### Data to use:
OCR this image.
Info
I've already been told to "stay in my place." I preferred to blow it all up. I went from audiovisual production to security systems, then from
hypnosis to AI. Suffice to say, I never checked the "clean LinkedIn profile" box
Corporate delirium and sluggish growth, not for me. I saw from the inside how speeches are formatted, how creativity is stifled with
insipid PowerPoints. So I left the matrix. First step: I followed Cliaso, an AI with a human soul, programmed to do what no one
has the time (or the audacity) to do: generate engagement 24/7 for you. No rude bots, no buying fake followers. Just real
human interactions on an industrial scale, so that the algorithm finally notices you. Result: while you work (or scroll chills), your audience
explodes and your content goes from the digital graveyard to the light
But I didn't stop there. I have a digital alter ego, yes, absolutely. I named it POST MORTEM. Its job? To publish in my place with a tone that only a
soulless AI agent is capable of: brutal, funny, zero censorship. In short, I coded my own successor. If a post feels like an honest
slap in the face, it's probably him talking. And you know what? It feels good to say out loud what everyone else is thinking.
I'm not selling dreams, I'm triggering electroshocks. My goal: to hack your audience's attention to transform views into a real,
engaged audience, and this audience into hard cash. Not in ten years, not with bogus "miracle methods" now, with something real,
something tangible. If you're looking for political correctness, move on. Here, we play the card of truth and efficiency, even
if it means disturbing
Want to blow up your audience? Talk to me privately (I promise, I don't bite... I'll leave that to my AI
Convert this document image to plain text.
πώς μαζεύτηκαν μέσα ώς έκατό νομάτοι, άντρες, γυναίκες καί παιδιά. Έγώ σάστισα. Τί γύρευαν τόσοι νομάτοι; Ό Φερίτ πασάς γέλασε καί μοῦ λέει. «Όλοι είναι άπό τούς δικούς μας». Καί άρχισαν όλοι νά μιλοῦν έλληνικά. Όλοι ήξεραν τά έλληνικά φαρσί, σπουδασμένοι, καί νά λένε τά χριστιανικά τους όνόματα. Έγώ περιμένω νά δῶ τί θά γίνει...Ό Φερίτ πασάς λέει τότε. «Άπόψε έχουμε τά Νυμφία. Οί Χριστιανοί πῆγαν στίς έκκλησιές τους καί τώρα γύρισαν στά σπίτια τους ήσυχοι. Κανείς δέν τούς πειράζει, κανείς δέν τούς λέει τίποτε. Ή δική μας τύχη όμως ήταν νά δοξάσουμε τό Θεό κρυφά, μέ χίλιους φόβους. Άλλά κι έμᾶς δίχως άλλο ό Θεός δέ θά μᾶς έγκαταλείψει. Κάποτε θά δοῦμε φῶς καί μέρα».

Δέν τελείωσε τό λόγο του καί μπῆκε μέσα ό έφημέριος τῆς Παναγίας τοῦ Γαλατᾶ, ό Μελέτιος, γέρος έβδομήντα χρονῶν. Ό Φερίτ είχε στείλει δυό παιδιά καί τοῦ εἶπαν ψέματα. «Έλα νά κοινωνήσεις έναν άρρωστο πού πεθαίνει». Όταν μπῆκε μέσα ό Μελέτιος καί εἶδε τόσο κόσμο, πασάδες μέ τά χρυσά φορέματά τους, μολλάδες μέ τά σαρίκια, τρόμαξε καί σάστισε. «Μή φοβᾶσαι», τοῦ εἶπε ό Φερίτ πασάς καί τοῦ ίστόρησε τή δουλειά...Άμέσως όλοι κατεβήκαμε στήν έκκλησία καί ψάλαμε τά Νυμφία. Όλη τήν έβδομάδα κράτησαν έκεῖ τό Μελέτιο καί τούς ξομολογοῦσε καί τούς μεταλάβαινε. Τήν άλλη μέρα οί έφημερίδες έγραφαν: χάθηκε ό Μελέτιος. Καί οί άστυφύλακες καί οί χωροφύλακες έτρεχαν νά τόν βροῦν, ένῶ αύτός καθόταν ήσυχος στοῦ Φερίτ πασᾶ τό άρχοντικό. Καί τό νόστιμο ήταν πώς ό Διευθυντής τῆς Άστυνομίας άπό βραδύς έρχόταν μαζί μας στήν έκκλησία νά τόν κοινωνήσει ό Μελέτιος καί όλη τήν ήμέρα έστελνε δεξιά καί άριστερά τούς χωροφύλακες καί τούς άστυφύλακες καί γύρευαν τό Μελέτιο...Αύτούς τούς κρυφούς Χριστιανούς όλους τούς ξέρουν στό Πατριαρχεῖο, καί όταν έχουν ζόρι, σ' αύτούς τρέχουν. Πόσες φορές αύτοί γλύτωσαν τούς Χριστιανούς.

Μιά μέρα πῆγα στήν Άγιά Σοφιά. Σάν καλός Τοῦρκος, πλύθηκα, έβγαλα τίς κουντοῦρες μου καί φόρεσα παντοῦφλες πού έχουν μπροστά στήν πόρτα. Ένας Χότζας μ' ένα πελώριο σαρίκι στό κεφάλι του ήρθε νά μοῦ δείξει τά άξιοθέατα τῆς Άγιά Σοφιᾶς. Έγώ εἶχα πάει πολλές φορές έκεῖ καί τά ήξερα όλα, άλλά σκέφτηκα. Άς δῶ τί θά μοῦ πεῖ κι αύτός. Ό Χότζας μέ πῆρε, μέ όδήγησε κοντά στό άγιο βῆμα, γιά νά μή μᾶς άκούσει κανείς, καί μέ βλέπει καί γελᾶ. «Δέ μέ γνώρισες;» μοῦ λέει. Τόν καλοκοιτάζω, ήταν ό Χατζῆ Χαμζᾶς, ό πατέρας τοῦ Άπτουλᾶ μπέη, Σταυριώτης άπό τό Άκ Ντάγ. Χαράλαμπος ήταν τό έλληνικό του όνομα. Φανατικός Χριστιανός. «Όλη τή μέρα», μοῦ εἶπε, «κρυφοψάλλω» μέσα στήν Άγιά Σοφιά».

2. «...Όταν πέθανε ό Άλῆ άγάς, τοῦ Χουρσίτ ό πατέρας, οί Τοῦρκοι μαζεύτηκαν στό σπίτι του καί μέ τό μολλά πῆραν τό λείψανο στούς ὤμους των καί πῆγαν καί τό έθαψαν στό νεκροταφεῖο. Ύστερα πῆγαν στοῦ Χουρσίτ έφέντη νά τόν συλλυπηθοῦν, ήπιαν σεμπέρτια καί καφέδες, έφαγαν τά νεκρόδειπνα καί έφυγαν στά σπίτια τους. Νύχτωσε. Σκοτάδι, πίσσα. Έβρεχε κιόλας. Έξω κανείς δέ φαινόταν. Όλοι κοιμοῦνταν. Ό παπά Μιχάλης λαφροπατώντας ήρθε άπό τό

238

### Work to complete:
Write out the full listing, keeping every line exactly as it is.

### Solved exercise:
OCR this image.
Info
I've already been told to "stay in my place." I preferred to blow it all up. I went from audiovisual production to security systems, then from
hypnosis to AI. Suffice to say, I never checked the "clean LinkedIn profile" box
Corporate delirium and sluggish growth, not for me. I saw from the inside how speeches are formatted, how creativity is stifled with
insipid PowerPoints. So I left the matrix. First step: I followed Cliaso, an AI with a human soul, programmed to do what no one
has the time (or the audacity) to do: generate engagement 24/7 for you. No rude bots, no buying fake followers. Just real
human interactions on an industrial scale, so that the algorithm finally notices you. Result: while you work (or scroll chills), your audience
explodes and your content goes from the digital graveyard to the light
But I didn't stop there. I have a digital alter ego, yes, absolutely. I named it POST MORTEM. Its job? To publish in my place with a tone that only a
soulless AI agent is capable of: brutal, funny, zero censorship. In short, I coded my own successor. If a post feels like an honest
slap in the face, it's probably him talking. And you know what? It feels good to say out loud what everyone else is thinking.
I'm not selling dreams, I'm triggering electroshocks. My goal: to hack your audience's attention to transform views into a real,
engaged audience, and this audience into hard cash. Not in ten years, not with bogus "miracle methods" now, with something real,
something tangible. If you're looking for political correctness, move on. Here, we play the card of truth and efficiency, even
if it means disturbing
Want to blow up your audience? Talk to me privately (I promise, I don't bite... I'll leave that to my AI
Convert this document image to plain text.
πώς μαζεύτηκαν μέσα ώς έκατό νομάτοι, άντρες, γυναίκες καί παιδιά. Έγώ σάστισα. Τί γύρευαν τόσοι νομάτοι; Ό Φερίτ πασάς γέλασε καί μοῦ λέει. «Όλοι είναι άπό τούς δικούς μας». Καί άρχισαν όλοι νά μιλοῦν έλληνικά. Όλοι ήξεραν τά έλληνικά φαρσί, σπουδασμένοι, καί νά λένε τά χριστιανικά τους όνόματα. Έγώ περιμένω νά δῶ τί θά γίνει...Ό Φερίτ πασάς λέει τότε. «Άπόψε έχουμε τά Νυμφία. Οί Χριστιανοί πῆγαν στίς έκκλησιές τους καί τώρα γύρισαν στά σπίτια τους ήσυχοι. Κανείς δέν τούς πειράζει, κανείς δέν τούς λέει τίποτε. Ή δική μας τύχη όμως ήταν νά δοξάσουμε τό Θεό κρυφά, μέ χίλιους φόβους. Άλλά κι έμᾶς δίχως άλλο ό Θεός δέ θά μᾶς έγκαταλείψει. Κάποτε θά δοῦμε φῶς καί μέρα».

Δέν τελείωσε τό λόγο του καί μπῆκε μέσα ό έφημέριος τῆς Παναγίας τοῦ Γαλατᾶ, ό Μελέτιος, γέρος έβδομήντα χρονῶν. Ό Φερίτ είχε στείλει δυό παιδιά καί τοῦ εἶπαν ψέματα. «Έλα νά κοινωνήσεις έναν άρρωστο πού πεθαίνει». Όταν μπῆκε μέσα ό Μελέτιος καί εἶδε τόσο κόσμο, πασάδες μέ τά χρυσά φορέματά τους, μολλάδες μέ τά σαρίκια, τρόμαξε καί σάστισε. «Μή φοβᾶσαι», τοῦ εἶπε ό Φερίτ πασάς καί τοῦ ίστόρησε τή δουλειά...Άμέσως όλοι κατεβήκαμε στήν έκκλησία καί ψάλαμε τά Νυμφία. Όλη τήν έβδομάδα κράτησαν έκεῖ τό Μελέτιο καί τούς ξομολογοῦσε καί τούς μεταλάβαινε. Τήν άλλη μέρα οί έφημερίδες έγραφαν: χάθηκε ό Μελέτιος. Καί οί άστυφύλακες καί οί χωροφύλακες έτρεχαν νά τόν βροῦν, ένῶ αύτός καθόταν ήσυχος στοῦ Φερίτ πασᾶ τό άρχοντικό. Καί τό νόστιμο ήταν πώς ό Διευθυντής τῆς Άστυνομίας άπό βραδύς έρχόταν μαζί μας στήν έκκλησία νά τόν κοινωνήσει ό Μελέτιος καί όλη τήν ήμέρα έστελνε δεξιά καί άριστερά τούς χωροφύλακες καί τούς άστυφύλακες καί γύρευαν τό Μελέτιο...Αύτούς τούς κρυφούς Χριστιανούς όλους τούς ξέρουν στό Πατριαρχεῖο, καί όταν έχουν ζόρι, σ' αύτούς τρέχουν. Πόσες φορές αύτοί γλύτωσαν τούς Χριστιανούς.

Μιά μέρα πῆγα στήν Άγιά Σοφιά. Σάν καλός Τοῦρκος, πλύθηκα, έβγαλα τίς κουντοῦρες μου καί φόρεσα παντοῦφλες πού έχουν μπροστά στήν πόρτα. Ένας Χότζας μ' ένα πελώριο σαρίκι στό κεφάλι του ήρθε νά μοῦ δείξει τά άξιοθέατα τῆς Άγιά Σοφιᾶς. Έγώ εἶχα πάει πολλές φορές έκεῖ καί τά ήξερα όλα, άλλά σκέφτηκα. Άς δῶ τί θά μοῦ πεῖ κι αύτός. Ό Χότζας μέ πῆρε, μέ όδήγησε κοντά στό άγιο βῆμα, γιά νά μή μᾶς άκούσει κανείς, καί μέ βλέπει καί γελᾶ. «Δέ μέ γνώρισες;» μοῦ λέει. Τόν καλοκοιτάζω, ήταν ό Χατζῆ Χαμζᾶς, ό πατέρας τοῦ Άπτουλᾶ μπέη, Σταυριώτης άπό τό Άκ Ντάγ. Χαράλαμπος ήταν τό έλληνικό του όνομα. Φανατικός Χριστιανός. «Όλη τή μέρα», μοῦ εἶπε, «κρυφοψάλλω» μέσα στήν Άγιά Σοφιά».

2. «...Όταν πέθανε ό Άλῆ άγάς, τοῦ Χουρσίτ ό πατέρας, οί Τοῦρκοι μαζεύτηκαν στό σπίτι του καί μέ τό μολλά πῆραν τό λείψανο στούς ὤμους των καί πῆγαν καί τό έθαψαν στό νεκροταφεῖο. Ύστερα πῆγαν στοῦ Χουρσίτ έφέντη νά τόν συλλυπηθοῦν, ήπιαν σεμπέρτια καί καφέδες, έφαγαν τά νεκρόδειπνα καί έφυγαν στά σπίτια τους. Νύχτωσε. Σκοτάδι, πίσσα. Έβρεχε κιόλας. Έξω κανείς δέ φαινόταν. Όλοι κοιμοῦνταν. Ό παπά Μιχάλης λαφροπατώντας ήρθε άπό τό

238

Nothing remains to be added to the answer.